Records:
┏━━
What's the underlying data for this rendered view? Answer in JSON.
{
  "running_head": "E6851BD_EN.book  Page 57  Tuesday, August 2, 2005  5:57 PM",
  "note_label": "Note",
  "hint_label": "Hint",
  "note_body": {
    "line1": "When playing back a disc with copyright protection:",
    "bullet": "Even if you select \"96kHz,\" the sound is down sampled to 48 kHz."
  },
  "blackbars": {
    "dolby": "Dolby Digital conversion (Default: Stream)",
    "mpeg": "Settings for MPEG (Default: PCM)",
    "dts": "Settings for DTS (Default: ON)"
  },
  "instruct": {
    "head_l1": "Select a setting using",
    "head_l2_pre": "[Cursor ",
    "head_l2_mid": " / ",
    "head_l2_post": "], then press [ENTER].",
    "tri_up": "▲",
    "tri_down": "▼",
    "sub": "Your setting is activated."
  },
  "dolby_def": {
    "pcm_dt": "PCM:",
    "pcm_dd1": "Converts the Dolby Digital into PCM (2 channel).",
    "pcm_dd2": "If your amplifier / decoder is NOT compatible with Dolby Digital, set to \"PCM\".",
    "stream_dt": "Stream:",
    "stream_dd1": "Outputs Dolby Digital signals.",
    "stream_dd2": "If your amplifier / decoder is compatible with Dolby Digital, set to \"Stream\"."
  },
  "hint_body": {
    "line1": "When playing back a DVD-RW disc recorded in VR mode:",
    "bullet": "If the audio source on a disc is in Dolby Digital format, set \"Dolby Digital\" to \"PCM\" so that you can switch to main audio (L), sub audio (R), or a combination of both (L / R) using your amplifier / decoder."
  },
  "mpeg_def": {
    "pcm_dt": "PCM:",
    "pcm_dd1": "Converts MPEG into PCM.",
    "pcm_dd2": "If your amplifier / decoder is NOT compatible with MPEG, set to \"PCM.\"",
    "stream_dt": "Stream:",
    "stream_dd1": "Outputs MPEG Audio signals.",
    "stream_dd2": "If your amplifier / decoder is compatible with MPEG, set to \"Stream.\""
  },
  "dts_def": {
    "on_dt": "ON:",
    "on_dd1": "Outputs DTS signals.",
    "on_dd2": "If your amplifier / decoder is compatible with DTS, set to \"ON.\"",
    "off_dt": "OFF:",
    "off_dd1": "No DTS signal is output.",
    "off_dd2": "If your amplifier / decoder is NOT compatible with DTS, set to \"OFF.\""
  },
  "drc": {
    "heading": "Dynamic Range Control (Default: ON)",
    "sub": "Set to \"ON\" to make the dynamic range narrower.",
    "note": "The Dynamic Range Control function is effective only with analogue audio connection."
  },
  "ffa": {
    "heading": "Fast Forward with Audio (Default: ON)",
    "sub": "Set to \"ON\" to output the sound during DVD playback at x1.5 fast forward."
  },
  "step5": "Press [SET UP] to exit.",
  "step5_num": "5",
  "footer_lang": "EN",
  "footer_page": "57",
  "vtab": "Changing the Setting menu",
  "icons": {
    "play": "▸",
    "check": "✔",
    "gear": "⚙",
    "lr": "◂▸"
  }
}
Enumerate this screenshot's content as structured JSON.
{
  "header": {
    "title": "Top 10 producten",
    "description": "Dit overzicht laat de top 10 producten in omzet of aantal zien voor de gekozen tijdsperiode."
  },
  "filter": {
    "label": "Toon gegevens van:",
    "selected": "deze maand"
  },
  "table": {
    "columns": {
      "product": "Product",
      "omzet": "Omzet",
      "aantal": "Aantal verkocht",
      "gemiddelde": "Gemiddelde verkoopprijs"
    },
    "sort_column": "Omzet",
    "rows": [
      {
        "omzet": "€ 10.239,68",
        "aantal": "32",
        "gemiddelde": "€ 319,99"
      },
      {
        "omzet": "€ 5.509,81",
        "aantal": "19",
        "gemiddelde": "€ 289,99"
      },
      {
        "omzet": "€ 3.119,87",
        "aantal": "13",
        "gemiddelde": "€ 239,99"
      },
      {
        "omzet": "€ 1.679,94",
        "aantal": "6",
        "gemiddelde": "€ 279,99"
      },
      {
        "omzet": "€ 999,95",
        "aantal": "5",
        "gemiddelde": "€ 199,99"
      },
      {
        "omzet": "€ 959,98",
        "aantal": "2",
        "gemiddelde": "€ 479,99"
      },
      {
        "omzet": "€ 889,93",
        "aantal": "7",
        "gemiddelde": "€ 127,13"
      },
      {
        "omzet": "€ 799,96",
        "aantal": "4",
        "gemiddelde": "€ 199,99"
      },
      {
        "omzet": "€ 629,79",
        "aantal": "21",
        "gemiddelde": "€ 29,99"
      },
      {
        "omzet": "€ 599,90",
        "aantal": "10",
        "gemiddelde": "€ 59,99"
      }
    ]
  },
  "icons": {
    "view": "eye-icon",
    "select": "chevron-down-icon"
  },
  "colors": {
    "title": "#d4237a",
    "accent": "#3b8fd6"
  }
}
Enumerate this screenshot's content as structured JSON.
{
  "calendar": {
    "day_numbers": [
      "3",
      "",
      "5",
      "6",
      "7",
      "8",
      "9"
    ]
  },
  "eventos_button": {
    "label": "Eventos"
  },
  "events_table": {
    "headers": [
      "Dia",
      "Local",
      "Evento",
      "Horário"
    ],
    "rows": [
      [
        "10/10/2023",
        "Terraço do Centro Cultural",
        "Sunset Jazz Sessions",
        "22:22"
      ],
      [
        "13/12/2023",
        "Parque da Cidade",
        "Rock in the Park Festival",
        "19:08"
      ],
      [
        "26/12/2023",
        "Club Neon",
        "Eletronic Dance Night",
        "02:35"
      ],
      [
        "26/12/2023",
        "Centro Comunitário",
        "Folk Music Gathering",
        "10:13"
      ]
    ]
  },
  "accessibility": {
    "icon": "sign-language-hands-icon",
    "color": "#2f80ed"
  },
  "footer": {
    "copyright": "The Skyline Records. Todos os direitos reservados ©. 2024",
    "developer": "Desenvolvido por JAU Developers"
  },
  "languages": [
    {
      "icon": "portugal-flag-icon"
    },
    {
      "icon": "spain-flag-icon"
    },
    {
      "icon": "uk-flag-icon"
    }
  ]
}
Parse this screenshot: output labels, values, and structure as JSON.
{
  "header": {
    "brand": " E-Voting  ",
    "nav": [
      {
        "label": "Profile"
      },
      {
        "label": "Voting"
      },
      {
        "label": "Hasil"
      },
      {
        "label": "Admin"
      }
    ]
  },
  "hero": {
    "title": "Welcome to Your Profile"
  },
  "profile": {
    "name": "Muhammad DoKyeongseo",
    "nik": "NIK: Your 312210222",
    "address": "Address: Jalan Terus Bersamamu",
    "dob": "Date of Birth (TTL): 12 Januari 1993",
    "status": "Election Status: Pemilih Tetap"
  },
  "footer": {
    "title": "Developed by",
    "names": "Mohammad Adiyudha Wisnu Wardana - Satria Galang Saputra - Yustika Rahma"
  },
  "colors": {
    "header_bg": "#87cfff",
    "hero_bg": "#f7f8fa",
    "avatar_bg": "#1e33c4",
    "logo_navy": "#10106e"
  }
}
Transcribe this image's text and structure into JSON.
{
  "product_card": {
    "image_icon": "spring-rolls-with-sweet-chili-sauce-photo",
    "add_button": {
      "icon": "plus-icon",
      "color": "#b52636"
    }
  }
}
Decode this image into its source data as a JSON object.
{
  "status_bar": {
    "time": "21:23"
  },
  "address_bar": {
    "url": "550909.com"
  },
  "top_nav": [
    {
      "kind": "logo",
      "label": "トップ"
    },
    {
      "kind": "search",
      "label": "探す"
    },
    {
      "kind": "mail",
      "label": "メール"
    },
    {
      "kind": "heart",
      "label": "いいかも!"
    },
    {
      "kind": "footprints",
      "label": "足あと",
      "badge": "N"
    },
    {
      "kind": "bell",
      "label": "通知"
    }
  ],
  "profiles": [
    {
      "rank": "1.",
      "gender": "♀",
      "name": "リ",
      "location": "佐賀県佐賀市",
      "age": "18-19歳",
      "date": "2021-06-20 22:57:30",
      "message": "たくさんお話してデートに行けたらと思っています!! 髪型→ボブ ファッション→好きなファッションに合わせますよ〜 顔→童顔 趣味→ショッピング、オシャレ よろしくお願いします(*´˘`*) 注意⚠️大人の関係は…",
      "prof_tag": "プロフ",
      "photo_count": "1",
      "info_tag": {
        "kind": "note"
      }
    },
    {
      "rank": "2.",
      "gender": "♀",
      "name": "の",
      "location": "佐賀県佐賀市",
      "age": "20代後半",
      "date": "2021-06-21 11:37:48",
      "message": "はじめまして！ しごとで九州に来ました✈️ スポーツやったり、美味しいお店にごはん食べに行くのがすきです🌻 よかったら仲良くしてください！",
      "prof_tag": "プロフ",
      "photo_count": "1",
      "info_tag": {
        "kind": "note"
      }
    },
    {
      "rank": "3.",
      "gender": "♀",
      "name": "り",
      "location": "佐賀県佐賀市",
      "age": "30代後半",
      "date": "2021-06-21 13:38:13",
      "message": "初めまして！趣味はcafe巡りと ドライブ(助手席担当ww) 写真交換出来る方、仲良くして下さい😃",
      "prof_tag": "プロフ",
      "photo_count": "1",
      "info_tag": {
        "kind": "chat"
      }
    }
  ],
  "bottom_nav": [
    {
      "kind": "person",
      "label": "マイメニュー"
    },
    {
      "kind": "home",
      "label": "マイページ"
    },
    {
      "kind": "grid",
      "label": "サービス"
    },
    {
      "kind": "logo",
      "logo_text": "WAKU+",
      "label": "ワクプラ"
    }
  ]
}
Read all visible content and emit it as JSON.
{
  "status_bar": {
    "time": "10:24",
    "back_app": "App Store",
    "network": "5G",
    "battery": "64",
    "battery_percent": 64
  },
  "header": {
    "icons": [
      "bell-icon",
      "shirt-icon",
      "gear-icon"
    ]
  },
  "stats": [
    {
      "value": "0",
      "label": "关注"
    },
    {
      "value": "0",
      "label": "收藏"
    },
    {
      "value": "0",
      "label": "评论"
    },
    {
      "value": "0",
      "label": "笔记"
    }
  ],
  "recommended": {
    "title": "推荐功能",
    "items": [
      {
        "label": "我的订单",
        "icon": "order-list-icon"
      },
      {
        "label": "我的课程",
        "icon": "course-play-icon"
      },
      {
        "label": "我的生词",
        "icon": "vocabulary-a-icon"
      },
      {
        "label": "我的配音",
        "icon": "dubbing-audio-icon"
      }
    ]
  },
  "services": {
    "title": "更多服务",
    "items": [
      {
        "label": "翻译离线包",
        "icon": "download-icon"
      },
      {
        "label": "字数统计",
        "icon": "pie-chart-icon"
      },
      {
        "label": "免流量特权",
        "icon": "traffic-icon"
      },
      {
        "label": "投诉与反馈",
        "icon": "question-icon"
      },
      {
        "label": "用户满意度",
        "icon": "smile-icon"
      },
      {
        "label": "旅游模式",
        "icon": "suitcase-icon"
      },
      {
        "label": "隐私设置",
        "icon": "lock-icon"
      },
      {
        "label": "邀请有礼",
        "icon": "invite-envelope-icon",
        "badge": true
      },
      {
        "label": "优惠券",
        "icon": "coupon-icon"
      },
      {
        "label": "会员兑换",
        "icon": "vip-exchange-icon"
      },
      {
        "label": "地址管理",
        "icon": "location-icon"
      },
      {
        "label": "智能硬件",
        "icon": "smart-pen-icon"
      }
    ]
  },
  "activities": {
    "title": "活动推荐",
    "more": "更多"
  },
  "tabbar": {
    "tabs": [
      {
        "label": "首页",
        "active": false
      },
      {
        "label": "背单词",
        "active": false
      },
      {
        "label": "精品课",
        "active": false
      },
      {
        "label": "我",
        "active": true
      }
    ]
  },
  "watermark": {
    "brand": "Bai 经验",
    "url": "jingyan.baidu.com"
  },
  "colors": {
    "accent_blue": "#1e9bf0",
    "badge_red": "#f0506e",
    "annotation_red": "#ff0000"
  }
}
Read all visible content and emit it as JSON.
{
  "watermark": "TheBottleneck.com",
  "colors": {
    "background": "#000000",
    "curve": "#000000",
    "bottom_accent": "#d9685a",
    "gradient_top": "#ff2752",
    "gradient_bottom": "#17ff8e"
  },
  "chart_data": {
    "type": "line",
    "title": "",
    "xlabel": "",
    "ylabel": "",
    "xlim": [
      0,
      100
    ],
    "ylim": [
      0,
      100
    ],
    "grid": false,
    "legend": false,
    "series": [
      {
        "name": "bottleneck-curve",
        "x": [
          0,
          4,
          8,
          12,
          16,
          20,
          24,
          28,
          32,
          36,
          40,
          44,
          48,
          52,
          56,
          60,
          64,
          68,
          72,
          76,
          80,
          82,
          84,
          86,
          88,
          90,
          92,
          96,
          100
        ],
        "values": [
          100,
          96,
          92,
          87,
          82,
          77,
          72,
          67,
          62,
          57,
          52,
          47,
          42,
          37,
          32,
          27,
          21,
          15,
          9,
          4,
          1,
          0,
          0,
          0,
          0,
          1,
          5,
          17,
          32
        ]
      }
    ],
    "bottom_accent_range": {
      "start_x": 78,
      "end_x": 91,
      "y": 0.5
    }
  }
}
┗━━
TASK DIRECTIONS ▸ Copy in full each line that holds the word "Settings".

RESULT OF THE EXERCISE ▸
    "mpeg": "Settings for MPEG (Default: PCM)",
    "dts": "Settings for DTS (Default: ON)"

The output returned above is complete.